● **TASK A**:
Answer these questions about the article on mental health needs among emergency-room patients treated for drug misuse:
(i) In Brucker's study, what percentage of patients who visited the ED for substance misuse had mental health issues?
(ii) According to the National Alliance on Mental Illness, what share of adults with a mental illness received treatment over the past year?
(iii) In which journal was the study Price co-authored published?
● **TASK B**: Resume the article on mental health care for emergency-room drug misuse patients, picking up after its final sentence.

● **PASSAGE**:
New research suggests providers need mental health resources to address conditions and trauma that plague more than half of patients who visit emergency rooms for drug misuse. Experts say identifying and treating mental illness could effectively stop people who misuse drugs from relapsing in their recovery.
"In order to truly reach overdose survivors, we need a much better understanding of who they are and the many challenges they face when they seek care," said Dr. Krista Brucker, assistant professor of Emergency Medicine at Indiana University School of Medicine.
Brucker authored a study presented Monday at the annual meeting of the American College of Emergency Physicians. She found that 55% of patients who visited the ED for substance misuse had mental health issues and 60% were severely traumatized when they were children.
But a lack of mental health care professionals and continued struggles to have insurers cover the services they provide make the request to address behavioral issues a tall order.
Only 41% of adults with a mental illness received treatment over the past year, according to the National Alliance on Mental Illness, with around 63% of those with serious mental illness getting services over the same period.
Addressing the issues with young people also requires a sensitive conversation.
"It's hard to know if a child who has been very severely maltreated is on a direct crash course for substance abuse," said Dr. Matthew Price, assistant professor in the department of psychological science at the University of Vermont. "But we do know that they are at much, much higher risk if they came into contact with substances and there's a much higher risk that they could become long-term users."
Price co-authored a study published in March in the Journal of Addictive Behaviors that also flagged childhood abuse as a factor in opioid abuse. Price said providers should offer behavioral health alongside primary care or within the same patient visit to reduce the burden on a patient. That could also help destigmatize the care. Price says he's made it a practice to always ask patients dealing with substance abuse about past trauma.
"I think we're more focused on looking at the whole picture," Price said, referring to evidence that traumatized children engage in risky behavior that leads to poorer health.

● **MATERIAL PROVIDED**:
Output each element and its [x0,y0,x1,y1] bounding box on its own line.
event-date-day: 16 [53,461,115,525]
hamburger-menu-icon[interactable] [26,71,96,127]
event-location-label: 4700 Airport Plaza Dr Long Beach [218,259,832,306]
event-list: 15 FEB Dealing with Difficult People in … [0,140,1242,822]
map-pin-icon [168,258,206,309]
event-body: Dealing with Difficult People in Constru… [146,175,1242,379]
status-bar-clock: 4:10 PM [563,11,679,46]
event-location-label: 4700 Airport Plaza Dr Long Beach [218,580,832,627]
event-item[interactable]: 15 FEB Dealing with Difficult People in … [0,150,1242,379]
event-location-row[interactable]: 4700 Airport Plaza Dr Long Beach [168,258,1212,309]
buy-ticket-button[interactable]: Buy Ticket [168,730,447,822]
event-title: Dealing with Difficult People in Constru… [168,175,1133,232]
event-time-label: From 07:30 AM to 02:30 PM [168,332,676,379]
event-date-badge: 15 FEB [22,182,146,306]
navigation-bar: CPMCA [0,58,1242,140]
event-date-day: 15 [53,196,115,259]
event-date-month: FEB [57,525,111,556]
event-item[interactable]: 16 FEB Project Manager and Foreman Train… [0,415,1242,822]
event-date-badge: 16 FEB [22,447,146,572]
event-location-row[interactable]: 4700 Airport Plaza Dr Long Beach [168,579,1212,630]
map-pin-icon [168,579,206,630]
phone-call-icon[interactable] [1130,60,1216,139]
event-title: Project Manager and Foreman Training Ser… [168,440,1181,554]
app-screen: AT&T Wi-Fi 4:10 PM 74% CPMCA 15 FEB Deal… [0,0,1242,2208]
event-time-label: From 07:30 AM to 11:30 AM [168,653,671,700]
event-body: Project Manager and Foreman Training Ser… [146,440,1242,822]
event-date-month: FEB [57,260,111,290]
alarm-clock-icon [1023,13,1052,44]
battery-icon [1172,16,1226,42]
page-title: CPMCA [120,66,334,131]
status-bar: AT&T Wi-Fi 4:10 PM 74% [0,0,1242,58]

● **YOUR RESPONSE A**:
(i) 55%
(ii) 41%
(iii) The Journal of Addictive Behaviors

● **YOUR RESPONSE B**:
The White House last week announced efforts to concentrate on preventing drug abuse early in life.
In his declaration of the opioid misuse epidemic as a public health emergency, President Donald Trump called for a 'massive' national campaign to dissuade children from using drugs. Critics argued that past similar campaigns like Just Say No didn't work.
Lacking the resources to intervene early on, some drug treatment experts say increasing access to the opioid-reversal medication naloxone would help. But a new study found that even as naloxone becomes more widespread, the number of opioid-related overdose deaths has risen, with more than 64,000 reported in 2016.
Findings from another ACEP study released Monday showed despite more than 90% of patients surviving an overdose if they are given naloxone, 10% of them die within one year after treatment. Half die within the first month.
"Patients who survive opioid overdoses are by no means 'out of the woods,'" said lead study author Dr. Scott Weiner, assistant professor at Harvard Medical School and director of the Brigham Comprehensive Opioid Response and Education Program at Brigham and Women's Hospital in Boston, Mass. "These patients continue to be at high-risk for overdose and should be connected with additional resources such as counseling, treatment and buprenorphine."
Those options become increasingly necessary as the rising price of naloxone makes it harder to obtain.
Shortages in Baltimore, one of the first to distribute it widely, have left the city with less than 10,000 doses of the medication. The city has had to ration the supply to the most-heavily hit areas.